◆ **Written request**
Exactly as given, write out the lines from the one containing "Read out every word on this page." through the end of the listing, with both ends included and nothing else.

◆ **Data provided**
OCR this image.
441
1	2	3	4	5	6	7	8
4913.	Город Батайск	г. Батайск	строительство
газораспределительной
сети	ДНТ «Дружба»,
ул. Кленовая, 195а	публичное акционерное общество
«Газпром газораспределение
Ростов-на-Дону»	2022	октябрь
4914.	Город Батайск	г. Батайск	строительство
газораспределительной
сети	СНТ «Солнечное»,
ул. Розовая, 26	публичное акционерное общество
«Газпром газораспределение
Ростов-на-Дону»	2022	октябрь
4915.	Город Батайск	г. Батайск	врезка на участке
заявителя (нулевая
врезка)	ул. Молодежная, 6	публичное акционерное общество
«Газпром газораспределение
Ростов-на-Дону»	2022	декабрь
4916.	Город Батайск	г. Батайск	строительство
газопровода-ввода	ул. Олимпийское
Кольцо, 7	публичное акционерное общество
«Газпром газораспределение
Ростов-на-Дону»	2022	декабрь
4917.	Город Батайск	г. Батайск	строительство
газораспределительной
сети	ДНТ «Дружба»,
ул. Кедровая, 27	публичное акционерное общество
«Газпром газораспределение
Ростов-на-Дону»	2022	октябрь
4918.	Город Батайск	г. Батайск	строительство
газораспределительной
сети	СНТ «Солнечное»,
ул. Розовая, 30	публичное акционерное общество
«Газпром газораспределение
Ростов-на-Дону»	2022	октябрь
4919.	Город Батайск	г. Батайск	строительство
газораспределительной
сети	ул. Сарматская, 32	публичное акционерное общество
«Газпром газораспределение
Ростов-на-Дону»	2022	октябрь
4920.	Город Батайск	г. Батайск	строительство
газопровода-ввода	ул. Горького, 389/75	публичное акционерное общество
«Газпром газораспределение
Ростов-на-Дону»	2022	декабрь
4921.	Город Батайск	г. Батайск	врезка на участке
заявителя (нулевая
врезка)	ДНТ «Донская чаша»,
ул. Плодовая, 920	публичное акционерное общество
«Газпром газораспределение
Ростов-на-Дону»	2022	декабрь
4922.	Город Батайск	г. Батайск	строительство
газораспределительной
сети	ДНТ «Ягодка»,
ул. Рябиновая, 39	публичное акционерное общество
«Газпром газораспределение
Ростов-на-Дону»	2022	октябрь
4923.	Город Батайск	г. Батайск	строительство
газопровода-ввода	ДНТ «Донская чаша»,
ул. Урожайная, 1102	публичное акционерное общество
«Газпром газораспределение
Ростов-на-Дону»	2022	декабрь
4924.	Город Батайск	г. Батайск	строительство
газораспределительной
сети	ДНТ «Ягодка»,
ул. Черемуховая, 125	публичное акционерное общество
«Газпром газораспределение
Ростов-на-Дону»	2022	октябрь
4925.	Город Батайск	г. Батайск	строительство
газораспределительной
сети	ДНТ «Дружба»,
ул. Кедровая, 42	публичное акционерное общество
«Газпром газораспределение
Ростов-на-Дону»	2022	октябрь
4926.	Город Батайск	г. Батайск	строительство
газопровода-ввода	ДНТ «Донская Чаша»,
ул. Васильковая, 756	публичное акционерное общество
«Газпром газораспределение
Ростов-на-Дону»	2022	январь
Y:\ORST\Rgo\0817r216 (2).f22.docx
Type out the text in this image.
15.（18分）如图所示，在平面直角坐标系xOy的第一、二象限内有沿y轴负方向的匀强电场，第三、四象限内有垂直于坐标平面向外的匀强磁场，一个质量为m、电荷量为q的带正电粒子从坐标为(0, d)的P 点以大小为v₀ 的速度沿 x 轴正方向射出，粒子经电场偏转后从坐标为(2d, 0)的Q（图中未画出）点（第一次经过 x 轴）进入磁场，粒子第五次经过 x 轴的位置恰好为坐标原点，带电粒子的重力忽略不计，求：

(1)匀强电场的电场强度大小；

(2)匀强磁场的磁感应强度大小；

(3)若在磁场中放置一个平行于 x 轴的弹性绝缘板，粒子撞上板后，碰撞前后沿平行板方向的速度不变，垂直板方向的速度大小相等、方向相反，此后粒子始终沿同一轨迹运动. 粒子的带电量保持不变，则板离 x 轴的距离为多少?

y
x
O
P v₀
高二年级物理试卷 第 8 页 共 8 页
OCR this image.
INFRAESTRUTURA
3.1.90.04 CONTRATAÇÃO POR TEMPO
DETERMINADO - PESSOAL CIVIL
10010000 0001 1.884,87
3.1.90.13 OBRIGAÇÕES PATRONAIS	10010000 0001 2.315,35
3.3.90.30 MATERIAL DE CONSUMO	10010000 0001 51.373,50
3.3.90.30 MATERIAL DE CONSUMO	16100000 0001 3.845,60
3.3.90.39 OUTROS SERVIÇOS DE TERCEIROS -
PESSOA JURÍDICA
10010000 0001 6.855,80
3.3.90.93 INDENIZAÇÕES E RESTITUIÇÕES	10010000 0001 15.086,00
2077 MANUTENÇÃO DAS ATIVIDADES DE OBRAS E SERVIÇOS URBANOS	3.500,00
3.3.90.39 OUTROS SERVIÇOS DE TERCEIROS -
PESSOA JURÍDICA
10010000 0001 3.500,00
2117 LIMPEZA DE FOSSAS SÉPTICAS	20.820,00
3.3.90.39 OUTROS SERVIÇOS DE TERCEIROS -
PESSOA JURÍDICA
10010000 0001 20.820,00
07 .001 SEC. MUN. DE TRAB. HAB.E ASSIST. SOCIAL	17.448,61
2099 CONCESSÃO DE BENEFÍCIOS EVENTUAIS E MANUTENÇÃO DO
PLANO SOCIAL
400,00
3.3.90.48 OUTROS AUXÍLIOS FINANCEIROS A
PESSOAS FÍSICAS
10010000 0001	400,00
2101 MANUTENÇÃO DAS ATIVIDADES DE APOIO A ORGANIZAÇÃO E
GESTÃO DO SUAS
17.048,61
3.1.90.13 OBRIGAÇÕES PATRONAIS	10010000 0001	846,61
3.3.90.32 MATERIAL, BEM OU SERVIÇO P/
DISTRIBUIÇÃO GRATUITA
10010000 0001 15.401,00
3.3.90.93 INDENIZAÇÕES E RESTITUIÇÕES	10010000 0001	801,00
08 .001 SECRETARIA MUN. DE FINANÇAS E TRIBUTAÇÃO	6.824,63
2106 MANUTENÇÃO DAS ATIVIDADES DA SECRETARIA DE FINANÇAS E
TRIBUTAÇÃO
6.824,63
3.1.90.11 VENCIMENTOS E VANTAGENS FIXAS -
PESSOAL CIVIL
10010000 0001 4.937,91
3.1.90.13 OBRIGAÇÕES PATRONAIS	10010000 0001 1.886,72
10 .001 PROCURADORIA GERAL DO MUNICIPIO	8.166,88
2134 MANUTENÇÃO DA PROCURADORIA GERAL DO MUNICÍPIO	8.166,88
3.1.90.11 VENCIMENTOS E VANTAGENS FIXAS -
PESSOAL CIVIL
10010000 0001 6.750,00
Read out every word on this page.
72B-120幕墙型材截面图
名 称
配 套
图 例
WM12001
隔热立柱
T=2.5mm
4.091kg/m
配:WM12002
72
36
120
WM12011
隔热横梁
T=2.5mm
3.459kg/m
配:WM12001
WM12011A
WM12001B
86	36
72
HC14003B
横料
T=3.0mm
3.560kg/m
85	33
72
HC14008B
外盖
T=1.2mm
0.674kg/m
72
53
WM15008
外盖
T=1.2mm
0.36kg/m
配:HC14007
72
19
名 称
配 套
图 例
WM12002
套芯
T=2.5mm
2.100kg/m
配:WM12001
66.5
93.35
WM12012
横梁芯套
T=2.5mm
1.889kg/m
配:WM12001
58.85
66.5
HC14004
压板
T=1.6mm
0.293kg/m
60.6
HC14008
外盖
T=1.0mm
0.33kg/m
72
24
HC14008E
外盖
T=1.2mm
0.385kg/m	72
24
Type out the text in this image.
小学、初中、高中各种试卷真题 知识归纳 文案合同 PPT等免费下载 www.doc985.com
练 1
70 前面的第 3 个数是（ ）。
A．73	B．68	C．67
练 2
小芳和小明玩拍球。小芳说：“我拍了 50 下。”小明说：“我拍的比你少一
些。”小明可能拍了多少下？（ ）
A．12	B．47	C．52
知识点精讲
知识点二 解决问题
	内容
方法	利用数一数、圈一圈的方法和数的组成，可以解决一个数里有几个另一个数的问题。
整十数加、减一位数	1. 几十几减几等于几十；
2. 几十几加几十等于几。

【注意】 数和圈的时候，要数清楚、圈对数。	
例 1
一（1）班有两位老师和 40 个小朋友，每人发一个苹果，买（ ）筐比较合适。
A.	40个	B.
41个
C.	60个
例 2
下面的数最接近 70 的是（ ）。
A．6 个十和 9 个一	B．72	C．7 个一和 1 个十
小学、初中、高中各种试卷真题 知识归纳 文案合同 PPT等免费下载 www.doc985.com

◆ **Answer to this problem**
Read out every word on this page.
72B-120幕墙型材截面图
名 称
配 套
图 例
WM12001
隔热立柱
T=2.5mm
4.091kg/m
配:WM12002
72
36
120
WM12011
隔热横梁
T=2.5mm
3.459kg/m
配:WM12001
WM12011A
WM12001B
86	36
72
HC14003B
横料
T=3.0mm
3.560kg/m
85	33
72
HC14008B
外盖
T=1.2mm
0.674kg/m
72
53
WM15008
外盖
T=1.2mm
0.36kg/m
配:HC14007
72
19
名 称
配 套
图 例
WM12002
套芯
T=2.5mm
2.100kg/m
配:WM12001
66.5
93.35
WM12012
横梁芯套
T=2.5mm
1.889kg/m
配:WM12001
58.85
66.5
HC14004
压板
T=1.6mm
0.293kg/m
60.6
HC14008
外盖
T=1.0mm
0.33kg/m
72
24
HC14008E
外盖
T=1.2mm
0.385kg/m	72
24
Type out the text in this image.
小学、初中、高中各种试卷真题 知识归纳 文案合同 PPT等免费下载 www.doc985.com
练 1
70 前面的第 3 个数是（ ）。
A．73	B．68	C．67
练 2
小芳和小明玩拍球。小芳说：“我拍了 50 下。”小明说：“我拍的比你少一
些。”小明可能拍了多少下？（ ）
A．12	B．47	C．52
知识点精讲
知识点二 解决问题
	内容
方法	利用数一数、圈一圈的方法和数的组成，可以解决一个数里有几个另一个数的问题。
整十数加、减一位数	1. 几十几减几等于几十；
2. 几十几加几十等于几。

【注意】 数和圈的时候，要数清楚、圈对数。	
例 1
一（1）班有两位老师和 40 个小朋友，每人发一个苹果，买（ ）筐比较合适。
A.	40个	B.
41个
C.	60个
例 2
下面的数最接近 70 的是（ ）。
A．6 个十和 9 个一	B．72	C．7 个一和 1 个十
小学、初中、高中各种试卷真题 知识归纳 文案合同 PPT等免费下载 www.doc985.com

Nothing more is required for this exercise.